◆ WRITTEN TASK: Below is a listing. Gather each line of it that contains "Ride".
######
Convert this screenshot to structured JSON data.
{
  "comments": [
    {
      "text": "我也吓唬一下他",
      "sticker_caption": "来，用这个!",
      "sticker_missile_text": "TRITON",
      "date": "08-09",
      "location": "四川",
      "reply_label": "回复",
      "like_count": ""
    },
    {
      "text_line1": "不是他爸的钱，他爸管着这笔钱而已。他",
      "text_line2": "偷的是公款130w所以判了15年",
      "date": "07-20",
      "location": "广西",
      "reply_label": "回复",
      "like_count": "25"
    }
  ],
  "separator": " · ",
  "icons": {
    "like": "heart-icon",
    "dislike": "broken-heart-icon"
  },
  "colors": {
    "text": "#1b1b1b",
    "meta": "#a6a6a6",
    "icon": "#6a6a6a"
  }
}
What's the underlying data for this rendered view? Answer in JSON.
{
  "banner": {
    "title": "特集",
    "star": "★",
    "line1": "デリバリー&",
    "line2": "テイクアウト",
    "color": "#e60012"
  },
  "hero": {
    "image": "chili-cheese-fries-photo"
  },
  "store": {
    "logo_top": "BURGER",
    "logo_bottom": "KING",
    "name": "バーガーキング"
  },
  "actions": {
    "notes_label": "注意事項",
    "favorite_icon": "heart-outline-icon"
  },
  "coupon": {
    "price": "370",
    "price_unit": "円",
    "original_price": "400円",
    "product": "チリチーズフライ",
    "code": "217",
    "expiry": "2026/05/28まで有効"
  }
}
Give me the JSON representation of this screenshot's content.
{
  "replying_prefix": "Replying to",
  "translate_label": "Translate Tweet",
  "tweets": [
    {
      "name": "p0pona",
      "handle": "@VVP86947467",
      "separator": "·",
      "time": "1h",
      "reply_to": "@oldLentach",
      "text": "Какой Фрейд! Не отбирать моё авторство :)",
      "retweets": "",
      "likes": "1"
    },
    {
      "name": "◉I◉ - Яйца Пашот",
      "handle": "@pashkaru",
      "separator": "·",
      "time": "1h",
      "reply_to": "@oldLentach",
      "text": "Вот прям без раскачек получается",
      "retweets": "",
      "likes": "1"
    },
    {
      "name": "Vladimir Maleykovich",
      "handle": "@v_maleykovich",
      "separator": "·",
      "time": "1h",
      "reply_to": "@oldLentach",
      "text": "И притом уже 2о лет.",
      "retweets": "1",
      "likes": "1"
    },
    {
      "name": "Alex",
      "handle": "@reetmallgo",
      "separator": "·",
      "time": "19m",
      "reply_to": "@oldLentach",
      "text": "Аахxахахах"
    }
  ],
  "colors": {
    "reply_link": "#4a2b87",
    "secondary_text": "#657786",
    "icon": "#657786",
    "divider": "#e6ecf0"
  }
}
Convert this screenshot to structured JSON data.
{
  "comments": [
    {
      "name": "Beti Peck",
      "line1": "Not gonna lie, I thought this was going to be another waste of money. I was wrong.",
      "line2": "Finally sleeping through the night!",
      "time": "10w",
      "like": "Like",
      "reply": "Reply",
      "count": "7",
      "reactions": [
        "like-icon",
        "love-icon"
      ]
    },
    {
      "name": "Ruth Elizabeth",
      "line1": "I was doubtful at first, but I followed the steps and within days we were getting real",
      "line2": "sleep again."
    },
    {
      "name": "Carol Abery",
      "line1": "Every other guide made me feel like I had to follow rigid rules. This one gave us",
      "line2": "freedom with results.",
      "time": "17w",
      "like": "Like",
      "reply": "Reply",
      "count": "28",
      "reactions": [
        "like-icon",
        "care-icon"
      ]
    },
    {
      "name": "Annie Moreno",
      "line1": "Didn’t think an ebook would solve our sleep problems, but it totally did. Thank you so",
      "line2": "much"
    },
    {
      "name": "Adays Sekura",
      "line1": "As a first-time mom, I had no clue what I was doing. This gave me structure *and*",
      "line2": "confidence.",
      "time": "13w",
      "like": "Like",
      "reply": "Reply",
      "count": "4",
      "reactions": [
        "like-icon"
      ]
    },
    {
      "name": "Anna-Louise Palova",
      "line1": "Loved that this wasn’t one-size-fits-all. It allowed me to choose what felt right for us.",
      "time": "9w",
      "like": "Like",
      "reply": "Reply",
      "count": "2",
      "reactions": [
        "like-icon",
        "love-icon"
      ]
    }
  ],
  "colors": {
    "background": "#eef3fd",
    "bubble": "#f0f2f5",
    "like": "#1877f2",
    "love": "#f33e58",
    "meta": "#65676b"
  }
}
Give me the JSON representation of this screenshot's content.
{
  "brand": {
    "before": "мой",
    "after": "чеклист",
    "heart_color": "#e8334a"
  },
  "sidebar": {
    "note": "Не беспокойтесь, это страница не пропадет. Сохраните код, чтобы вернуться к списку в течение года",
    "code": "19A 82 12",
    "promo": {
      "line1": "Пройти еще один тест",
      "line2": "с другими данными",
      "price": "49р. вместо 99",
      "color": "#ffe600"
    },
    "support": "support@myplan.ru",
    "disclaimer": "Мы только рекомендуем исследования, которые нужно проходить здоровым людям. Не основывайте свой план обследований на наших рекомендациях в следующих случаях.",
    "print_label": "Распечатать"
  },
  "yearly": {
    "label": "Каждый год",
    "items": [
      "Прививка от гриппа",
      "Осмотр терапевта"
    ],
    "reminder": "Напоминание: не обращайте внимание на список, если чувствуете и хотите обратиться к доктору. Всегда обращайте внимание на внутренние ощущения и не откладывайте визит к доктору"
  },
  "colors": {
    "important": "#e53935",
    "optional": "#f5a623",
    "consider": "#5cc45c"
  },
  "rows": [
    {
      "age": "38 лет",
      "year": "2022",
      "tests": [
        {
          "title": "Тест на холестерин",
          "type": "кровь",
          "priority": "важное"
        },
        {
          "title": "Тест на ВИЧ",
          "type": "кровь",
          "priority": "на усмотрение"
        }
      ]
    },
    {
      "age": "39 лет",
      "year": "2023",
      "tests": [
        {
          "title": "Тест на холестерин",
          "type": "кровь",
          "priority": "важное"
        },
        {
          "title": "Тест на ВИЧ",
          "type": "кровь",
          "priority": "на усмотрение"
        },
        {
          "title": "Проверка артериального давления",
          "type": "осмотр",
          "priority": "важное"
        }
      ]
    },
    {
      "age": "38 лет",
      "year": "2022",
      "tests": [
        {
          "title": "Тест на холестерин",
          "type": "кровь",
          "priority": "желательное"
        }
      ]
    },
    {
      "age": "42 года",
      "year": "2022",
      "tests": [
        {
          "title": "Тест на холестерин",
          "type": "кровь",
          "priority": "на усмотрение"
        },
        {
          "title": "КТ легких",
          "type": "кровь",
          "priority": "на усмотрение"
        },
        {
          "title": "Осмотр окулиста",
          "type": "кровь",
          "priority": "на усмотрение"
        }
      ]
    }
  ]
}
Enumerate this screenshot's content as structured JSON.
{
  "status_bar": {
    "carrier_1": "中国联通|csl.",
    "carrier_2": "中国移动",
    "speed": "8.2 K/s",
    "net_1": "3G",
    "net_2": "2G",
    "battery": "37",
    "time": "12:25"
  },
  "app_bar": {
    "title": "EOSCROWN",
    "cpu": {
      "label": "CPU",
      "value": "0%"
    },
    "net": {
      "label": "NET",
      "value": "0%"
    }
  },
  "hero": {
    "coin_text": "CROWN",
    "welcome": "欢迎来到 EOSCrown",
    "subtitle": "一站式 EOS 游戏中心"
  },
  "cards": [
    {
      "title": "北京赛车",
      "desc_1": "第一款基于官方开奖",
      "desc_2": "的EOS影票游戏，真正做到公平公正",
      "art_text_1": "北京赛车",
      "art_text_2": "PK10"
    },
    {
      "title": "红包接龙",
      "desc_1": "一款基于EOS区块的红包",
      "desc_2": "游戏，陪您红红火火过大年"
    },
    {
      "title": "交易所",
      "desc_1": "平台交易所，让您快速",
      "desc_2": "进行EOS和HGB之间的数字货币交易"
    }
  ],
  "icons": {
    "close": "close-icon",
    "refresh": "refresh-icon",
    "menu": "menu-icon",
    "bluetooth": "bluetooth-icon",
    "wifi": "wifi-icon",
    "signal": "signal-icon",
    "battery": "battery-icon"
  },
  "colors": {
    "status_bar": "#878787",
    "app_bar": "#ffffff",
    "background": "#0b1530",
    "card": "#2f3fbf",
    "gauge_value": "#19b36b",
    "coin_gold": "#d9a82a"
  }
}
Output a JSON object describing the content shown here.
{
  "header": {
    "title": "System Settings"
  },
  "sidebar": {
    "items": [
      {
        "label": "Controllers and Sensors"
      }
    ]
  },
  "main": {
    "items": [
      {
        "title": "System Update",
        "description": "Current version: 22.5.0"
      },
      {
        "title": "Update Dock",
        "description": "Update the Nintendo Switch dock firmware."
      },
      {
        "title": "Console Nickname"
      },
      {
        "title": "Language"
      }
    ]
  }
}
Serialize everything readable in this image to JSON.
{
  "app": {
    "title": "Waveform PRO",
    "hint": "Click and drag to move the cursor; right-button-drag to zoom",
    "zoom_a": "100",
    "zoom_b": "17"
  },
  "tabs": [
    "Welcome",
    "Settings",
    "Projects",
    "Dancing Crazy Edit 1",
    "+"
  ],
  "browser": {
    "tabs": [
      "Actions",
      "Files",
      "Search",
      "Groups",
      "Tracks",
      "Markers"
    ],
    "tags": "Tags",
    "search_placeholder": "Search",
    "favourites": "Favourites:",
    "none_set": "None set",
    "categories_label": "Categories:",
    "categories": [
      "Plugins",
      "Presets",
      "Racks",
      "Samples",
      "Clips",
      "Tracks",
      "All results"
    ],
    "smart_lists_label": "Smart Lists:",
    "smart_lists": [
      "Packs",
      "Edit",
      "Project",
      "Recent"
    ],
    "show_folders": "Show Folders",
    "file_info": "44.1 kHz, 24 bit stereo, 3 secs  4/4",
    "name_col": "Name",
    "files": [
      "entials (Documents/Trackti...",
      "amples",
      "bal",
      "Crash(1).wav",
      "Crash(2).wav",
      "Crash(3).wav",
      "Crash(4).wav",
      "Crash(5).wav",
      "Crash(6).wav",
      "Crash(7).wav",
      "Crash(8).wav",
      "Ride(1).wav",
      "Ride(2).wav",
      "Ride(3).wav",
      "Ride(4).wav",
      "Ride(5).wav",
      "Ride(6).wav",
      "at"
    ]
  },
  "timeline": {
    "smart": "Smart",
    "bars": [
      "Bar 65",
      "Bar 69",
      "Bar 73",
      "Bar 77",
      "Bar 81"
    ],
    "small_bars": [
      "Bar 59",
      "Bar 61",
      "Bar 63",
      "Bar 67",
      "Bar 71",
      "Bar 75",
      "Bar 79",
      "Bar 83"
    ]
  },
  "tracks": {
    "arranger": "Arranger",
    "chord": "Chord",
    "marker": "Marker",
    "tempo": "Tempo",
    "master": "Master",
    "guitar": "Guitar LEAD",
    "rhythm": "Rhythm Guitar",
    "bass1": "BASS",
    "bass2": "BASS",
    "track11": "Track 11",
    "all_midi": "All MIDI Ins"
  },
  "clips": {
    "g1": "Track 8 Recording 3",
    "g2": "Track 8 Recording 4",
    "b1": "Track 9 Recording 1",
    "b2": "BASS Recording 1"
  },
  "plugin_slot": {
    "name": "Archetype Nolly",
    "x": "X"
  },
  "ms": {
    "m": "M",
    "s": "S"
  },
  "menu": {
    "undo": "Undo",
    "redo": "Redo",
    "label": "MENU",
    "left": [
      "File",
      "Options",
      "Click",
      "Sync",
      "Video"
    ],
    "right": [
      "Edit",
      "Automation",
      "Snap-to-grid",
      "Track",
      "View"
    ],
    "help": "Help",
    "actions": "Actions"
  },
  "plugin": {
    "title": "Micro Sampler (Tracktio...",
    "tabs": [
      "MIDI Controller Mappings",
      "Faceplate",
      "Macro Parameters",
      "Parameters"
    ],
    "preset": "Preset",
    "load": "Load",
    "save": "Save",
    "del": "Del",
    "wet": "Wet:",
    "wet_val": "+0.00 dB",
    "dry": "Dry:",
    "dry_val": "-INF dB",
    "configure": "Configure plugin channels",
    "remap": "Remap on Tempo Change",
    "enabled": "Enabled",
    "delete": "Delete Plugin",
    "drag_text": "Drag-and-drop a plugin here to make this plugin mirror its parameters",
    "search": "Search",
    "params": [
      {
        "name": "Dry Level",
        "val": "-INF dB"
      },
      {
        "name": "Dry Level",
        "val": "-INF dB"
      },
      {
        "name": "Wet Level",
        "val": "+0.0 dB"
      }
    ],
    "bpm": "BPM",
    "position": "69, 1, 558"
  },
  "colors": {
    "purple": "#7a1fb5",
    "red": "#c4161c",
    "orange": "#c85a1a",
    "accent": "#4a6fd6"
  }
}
######
◆ ANSWER TO THIS TASK:
      "Ride(1).wav",
      "Ride(2).wav",
      "Ride(3).wav",
      "Ride(4).wav",
      "Ride(5).wav",
      "Ride(6).wav",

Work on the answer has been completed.